→ **PROBLEM TO WORK ON**:
Everything in the listing should be restated word for word.

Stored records
━━━━

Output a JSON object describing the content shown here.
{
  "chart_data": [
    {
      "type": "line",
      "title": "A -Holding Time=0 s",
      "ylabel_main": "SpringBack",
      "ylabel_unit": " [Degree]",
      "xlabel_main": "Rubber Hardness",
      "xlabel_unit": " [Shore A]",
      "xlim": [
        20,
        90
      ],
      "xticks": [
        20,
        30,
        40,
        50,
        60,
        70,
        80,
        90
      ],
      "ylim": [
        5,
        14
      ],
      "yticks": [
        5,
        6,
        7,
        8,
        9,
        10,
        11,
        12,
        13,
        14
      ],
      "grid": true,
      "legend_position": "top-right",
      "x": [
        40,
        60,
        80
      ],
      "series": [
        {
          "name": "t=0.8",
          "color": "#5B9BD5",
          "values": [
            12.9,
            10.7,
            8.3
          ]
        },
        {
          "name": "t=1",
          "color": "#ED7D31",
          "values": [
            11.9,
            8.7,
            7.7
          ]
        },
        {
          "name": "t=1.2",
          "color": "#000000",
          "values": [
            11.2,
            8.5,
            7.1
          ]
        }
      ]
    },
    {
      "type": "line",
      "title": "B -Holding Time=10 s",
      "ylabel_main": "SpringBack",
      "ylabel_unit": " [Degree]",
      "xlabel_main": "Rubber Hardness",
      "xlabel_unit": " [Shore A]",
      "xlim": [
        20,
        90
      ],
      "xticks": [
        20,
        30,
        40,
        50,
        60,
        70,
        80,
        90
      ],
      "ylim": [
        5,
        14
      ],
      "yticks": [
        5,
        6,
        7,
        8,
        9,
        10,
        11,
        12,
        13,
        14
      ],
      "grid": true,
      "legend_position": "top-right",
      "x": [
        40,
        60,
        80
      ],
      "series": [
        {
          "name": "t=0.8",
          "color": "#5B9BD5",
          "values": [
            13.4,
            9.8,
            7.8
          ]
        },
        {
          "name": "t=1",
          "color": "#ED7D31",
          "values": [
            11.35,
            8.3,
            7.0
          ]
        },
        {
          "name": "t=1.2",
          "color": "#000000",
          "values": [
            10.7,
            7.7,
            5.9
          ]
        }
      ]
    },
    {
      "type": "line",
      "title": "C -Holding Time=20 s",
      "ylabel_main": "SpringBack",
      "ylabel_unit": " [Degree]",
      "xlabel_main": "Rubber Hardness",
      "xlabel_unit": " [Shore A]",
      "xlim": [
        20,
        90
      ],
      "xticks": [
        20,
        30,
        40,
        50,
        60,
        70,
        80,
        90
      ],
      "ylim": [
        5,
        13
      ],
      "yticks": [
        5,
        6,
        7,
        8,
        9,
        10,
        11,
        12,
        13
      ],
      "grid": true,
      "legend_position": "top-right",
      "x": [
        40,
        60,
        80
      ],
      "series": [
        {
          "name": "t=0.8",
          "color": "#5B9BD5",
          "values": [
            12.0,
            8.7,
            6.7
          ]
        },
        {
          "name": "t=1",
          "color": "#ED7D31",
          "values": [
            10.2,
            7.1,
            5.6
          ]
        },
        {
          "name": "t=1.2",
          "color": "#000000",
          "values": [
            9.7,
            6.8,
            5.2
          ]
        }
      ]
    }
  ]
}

━━━━

→ **EXPECTED OUTPUT**:
Output a JSON object describing the content shown here.
{
  "chart_data": [
    {
      "type": "line",
      "title": "A -Holding Time=0 s",
      "ylabel_main": "SpringBack",
      "ylabel_unit": " [Degree]",
      "xlabel_main": "Rubber Hardness",
      "xlabel_unit": " [Shore A]",
      "xlim": [
        20,
        90
      ],
      "xticks": [
        20,
        30,
        40,
        50,
        60,
        70,
        80,
        90
      ],
      "ylim": [
        5,
        14
      ],
      "yticks": [
        5,
        6,
        7,
        8,
        9,
        10,
        11,
        12,
        13,
        14
      ],
      "grid": true,
      "legend_position": "top-right",
      "x": [
        40,
        60,
        80
      ],
      "series": [
        {
          "name": "t=0.8",
          "color": "#5B9BD5",
          "values": [
            12.9,
            10.7,
            8.3
          ]
        },
        {
          "name": "t=1",
          "color": "#ED7D31",
          "values": [
            11.9,
            8.7,
            7.7
          ]
        },
        {
          "name": "t=1.2",
          "color": "#000000",
          "values": [
            11.2,
            8.5,
            7.1
          ]
        }
      ]
    },
    {
      "type": "line",
      "title": "B -Holding Time=10 s",
      "ylabel_main": "SpringBack",
      "ylabel_unit": " [Degree]",
      "xlabel_main": "Rubber Hardness",
      "xlabel_unit": " [Shore A]",
      "xlim": [
        20,
        90
      ],
      "xticks": [
        20,
        30,
        40,
        50,
        60,
        70,
        80,
        90
      ],
      "ylim": [
        5,
        14
      ],
      "yticks": [
        5,
        6,
        7,
        8,
        9,
        10,
        11,
        12,
        13,
        14
      ],
      "grid": true,
      "legend_position": "top-right",
      "x": [
        40,
        60,
        80
      ],
      "series": [
        {
          "name": "t=0.8",
          "color": "#5B9BD5",
          "values": [
            13.4,
            9.8,
            7.8
          ]
        },
        {
          "name": "t=1",
          "color": "#ED7D31",
          "values": [
            11.35,
            8.3,
            7.0
          ]
        },
        {
          "name": "t=1.2",
          "color": "#000000",
          "values": [
            10.7,
            7.7,
            5.9
          ]
        }
      ]
    },
    {
      "type": "line",
      "title": "C -Holding Time=20 s",
      "ylabel_main": "SpringBack",
      "ylabel_unit": " [Degree]",
      "xlabel_main": "Rubber Hardness",
      "xlabel_unit": " [Shore A]",
      "xlim": [
        20,
        90
      ],
      "xticks": [
        20,
        30,
        40,
        50,
        60,
        70,
        80,
        90
      ],
      "ylim": [
        5,
        13
      ],
      "yticks": [
        5,
        6,
        7,
        8,
        9,
        10,
        11,
        12,
        13
      ],
      "grid": true,
      "legend_position": "top-right",
      "x": [
        40,
        60,
        80
      ],
      "series": [
        {
          "name": "t=0.8",
          "color": "#5B9BD5",
          "values": [
            12.0,
            8.7,
            6.7
          ]
        },
        {
          "name": "t=1",
          "color": "#ED7D31",
          "values": [
            10.2,
            7.1,
            5.6
          ]
        },
        {
          "name": "t=1.2",
          "color": "#000000",
          "values": [
            9.7,
            6.8,
            5.2
          ]
        }
      ]
    }
  ]
}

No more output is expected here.